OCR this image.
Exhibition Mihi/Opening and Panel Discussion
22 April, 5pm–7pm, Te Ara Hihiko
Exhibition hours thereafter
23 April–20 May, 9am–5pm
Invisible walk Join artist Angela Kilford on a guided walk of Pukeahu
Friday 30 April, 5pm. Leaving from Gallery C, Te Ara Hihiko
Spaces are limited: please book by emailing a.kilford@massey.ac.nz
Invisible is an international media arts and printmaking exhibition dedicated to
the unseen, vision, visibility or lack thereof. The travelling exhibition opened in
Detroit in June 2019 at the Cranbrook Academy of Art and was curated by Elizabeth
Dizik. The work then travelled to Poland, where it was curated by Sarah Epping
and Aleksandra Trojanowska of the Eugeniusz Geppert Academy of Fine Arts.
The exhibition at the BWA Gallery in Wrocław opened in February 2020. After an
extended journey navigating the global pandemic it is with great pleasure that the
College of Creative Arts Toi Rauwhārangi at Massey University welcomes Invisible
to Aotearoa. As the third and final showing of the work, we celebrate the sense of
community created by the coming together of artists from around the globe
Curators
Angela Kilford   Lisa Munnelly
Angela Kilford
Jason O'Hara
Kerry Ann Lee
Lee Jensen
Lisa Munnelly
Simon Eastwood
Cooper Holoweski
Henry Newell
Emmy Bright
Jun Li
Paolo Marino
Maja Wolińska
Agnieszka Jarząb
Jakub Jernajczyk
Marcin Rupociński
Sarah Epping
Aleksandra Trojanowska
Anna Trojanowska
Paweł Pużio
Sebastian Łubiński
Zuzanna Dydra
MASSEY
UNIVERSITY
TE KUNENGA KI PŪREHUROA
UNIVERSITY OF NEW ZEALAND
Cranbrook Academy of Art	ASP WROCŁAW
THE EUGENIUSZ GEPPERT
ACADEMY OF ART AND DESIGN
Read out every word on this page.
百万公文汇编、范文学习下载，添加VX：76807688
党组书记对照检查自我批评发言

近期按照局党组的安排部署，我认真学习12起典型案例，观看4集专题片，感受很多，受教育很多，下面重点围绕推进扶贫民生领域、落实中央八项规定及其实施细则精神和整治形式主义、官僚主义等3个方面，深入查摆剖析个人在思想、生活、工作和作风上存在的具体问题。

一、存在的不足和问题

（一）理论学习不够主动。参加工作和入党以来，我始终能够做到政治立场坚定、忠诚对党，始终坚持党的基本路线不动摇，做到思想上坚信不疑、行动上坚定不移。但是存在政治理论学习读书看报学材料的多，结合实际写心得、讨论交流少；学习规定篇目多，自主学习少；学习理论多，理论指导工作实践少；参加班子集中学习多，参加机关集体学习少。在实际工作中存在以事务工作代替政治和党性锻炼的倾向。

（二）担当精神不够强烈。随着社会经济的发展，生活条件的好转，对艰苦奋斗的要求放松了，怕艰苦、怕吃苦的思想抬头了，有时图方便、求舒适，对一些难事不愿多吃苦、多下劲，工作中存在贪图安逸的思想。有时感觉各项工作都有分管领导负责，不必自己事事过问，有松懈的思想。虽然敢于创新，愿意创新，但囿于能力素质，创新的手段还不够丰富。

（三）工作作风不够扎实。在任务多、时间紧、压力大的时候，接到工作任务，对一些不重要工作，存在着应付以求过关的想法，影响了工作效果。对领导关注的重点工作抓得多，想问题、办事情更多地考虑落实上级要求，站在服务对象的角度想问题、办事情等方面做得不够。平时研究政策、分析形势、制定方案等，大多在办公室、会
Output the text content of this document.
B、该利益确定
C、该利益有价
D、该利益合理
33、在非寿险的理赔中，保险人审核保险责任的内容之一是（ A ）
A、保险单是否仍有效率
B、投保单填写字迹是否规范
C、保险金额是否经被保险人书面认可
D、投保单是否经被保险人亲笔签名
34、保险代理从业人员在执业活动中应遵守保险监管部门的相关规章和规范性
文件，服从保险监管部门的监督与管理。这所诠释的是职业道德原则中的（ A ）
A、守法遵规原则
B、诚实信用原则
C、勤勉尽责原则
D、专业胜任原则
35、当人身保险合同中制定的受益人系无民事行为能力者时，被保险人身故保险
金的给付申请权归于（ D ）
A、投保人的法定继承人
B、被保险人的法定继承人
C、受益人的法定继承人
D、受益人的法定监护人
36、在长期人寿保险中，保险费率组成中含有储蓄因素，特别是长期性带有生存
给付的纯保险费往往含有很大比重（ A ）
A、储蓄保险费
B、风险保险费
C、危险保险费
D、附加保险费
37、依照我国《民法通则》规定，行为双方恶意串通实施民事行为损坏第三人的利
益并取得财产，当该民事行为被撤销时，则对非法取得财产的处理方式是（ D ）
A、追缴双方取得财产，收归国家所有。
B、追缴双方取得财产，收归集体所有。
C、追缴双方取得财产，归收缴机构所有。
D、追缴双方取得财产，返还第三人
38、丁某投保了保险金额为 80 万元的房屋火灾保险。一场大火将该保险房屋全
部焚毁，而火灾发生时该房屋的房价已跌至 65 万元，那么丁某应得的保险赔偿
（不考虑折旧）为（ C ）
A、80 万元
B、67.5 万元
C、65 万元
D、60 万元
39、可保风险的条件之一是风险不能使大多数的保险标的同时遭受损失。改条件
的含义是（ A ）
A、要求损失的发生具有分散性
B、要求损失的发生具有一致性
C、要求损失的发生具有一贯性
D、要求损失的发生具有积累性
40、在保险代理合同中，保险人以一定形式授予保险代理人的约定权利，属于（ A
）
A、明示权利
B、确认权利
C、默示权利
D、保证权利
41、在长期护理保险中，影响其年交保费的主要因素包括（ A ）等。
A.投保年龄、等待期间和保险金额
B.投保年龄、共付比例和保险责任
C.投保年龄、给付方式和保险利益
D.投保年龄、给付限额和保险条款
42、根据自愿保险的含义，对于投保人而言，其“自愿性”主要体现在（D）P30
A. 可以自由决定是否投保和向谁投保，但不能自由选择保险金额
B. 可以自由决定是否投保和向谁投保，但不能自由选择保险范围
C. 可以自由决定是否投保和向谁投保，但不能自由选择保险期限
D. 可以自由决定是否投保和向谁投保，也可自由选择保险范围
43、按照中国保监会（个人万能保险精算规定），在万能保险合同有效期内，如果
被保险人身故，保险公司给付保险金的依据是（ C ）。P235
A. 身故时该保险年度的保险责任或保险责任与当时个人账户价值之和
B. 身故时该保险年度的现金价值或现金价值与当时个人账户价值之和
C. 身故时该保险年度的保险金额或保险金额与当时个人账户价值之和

▶ _WHAT IS REQUIRED_
Check every line of the data, and copy the ones that contain "from".

▶ _REPLY TO THE TASK_
Friday 30 April, 5pm. Leaving from Gallery C, Te Ara Hihiko
community created by the coming together of artists from around the globe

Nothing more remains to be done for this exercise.